Stated problem:
Sort through the data and copy the lines holding the word "changed".

Records excerpted from a collection
↓↓↓
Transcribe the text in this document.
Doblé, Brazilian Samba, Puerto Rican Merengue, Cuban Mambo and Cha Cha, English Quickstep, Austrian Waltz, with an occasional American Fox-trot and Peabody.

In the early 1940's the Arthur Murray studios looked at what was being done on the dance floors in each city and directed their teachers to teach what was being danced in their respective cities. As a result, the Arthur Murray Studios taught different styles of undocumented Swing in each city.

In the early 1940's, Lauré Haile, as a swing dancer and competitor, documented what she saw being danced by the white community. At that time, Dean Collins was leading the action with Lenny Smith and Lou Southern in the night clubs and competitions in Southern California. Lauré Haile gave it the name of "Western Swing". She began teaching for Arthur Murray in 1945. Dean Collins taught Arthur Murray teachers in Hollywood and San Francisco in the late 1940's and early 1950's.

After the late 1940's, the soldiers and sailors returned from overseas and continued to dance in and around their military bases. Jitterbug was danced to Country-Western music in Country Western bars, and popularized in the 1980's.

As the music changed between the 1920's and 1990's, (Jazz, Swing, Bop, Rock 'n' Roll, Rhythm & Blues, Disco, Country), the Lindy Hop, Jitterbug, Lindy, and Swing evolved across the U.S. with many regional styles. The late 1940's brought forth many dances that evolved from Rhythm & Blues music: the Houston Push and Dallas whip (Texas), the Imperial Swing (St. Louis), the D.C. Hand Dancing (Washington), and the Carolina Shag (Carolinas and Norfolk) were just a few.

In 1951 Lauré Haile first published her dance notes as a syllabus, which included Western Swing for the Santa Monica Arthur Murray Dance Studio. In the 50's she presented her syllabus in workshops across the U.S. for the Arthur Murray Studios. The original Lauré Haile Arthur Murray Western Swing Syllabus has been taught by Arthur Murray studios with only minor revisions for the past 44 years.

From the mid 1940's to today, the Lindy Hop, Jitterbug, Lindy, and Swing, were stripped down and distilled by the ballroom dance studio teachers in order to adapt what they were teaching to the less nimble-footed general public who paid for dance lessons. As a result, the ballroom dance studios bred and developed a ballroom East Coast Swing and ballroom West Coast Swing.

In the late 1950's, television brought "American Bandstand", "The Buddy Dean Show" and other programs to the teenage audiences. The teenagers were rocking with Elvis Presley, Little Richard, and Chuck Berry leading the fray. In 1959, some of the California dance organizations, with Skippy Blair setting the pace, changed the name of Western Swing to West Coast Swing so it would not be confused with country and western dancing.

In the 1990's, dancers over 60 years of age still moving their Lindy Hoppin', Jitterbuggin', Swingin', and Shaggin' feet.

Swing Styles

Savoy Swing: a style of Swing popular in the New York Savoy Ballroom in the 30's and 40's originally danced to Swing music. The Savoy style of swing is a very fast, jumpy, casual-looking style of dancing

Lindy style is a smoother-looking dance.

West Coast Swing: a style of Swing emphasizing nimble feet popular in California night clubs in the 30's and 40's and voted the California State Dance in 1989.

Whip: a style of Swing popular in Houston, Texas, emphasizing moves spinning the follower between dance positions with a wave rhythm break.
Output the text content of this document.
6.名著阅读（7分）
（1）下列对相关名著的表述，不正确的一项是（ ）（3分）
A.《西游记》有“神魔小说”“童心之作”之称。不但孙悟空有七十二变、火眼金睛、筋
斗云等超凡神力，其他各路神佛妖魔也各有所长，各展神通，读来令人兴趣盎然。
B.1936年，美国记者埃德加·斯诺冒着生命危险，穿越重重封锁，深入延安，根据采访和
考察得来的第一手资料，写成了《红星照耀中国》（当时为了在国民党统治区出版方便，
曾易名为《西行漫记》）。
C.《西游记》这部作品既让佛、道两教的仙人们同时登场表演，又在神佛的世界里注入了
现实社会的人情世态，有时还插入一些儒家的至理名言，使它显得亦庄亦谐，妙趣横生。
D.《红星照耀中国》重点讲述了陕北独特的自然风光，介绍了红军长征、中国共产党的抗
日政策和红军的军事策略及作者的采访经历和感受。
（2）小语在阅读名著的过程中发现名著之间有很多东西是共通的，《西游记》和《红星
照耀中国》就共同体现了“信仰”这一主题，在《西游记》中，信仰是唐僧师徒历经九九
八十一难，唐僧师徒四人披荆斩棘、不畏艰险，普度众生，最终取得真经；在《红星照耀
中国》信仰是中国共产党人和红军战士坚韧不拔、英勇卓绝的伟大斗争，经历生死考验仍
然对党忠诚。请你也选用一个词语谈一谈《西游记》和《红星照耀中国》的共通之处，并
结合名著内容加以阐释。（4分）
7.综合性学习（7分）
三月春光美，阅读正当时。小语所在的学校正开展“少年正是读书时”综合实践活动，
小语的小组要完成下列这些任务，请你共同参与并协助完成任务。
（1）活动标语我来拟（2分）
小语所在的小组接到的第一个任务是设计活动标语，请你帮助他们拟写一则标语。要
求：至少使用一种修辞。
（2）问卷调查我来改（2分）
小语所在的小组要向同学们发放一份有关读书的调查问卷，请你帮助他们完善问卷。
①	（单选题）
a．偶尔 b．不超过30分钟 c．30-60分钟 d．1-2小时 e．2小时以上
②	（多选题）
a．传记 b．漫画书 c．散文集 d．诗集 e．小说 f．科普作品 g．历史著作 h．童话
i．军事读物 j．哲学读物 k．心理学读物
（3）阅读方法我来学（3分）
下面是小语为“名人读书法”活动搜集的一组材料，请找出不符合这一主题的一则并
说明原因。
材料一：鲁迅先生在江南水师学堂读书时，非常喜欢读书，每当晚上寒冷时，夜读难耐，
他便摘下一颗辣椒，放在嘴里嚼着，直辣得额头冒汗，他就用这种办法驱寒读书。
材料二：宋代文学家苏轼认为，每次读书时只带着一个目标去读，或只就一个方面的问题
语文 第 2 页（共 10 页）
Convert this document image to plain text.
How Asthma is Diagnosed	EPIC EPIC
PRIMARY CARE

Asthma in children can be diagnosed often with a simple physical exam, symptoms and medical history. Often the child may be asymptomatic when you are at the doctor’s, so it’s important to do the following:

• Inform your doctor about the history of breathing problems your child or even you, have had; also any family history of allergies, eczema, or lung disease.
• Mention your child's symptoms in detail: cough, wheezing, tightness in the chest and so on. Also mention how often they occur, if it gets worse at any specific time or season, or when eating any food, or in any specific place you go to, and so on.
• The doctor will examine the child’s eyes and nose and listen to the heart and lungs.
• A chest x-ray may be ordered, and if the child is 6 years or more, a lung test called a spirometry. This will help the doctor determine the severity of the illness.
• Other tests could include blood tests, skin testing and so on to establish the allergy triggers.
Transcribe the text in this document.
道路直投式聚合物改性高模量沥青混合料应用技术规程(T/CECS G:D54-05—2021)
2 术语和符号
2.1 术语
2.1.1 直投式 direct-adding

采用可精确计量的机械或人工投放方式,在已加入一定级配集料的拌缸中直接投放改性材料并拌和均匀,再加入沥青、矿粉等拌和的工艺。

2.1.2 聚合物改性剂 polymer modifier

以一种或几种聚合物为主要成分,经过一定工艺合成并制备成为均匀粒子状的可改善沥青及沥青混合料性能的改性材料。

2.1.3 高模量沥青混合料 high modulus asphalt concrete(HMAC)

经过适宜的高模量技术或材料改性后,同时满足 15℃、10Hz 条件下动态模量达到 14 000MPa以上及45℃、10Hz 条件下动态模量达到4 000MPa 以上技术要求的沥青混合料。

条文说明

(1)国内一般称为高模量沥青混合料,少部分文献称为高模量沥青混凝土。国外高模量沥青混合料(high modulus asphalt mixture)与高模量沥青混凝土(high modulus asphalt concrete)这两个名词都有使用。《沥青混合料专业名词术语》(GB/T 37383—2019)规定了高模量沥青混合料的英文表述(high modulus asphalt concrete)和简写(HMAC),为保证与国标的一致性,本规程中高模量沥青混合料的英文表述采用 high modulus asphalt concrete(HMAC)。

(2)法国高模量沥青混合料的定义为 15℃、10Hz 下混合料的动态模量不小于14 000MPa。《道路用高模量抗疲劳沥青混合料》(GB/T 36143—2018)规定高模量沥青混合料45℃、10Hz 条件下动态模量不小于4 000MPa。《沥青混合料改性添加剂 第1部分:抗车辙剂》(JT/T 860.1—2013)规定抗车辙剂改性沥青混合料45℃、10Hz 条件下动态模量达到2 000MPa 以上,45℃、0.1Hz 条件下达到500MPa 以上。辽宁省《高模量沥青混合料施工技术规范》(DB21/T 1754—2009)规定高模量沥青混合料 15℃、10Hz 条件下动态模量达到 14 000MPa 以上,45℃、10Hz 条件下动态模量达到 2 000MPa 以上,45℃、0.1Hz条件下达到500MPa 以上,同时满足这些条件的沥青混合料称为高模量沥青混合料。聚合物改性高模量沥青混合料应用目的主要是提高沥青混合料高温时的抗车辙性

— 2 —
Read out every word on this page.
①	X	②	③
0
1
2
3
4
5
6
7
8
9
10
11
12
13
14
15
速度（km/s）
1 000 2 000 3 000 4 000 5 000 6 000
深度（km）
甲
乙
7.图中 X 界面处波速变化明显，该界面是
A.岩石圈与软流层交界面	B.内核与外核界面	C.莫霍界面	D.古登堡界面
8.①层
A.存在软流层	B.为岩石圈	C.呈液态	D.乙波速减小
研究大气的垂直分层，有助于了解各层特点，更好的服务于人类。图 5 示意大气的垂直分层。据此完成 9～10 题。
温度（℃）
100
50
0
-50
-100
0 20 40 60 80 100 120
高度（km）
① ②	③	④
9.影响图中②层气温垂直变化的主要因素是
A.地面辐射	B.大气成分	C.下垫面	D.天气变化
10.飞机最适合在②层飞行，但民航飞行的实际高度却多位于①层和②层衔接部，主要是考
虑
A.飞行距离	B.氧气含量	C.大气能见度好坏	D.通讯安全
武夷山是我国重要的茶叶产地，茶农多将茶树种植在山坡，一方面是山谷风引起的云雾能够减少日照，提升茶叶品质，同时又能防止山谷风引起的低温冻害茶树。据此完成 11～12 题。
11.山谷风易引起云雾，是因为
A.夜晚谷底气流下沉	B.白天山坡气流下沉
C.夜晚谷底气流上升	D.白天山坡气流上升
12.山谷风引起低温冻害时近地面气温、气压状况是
↑↑↑
Result of this exercise:
As the music changed between the 1920's and 1990's, (Jazz, Swing, Bop, Rock 'n' Roll, Rhythm & Blues, Disco, Country), the Lindy Hop, Jitterbug, Lindy, and Swing evolved across the U.S. with many regional styles. The late 1940's brought forth many dances that evolved from Rhythm & Blues music: the Houston Push and Dallas whip (Texas), the Imperial Swing (St. Louis), the D.C. Hand Dancing (Washington), and the Carolina Shag (Carolinas and Norfolk) were just a few.
In the late 1950's, television brought "American Bandstand", "The Buddy Dean Show" and other programs to the teenage audiences. The teenagers were rocking with Elvis Presley, Little Richard, and Chuck Berry leading the fray. In 1959, some of the California dance organizations, with Skippy Blair setting the pace, changed the name of Western Swing to West Coast Swing so it would not be confused with country and western dancing.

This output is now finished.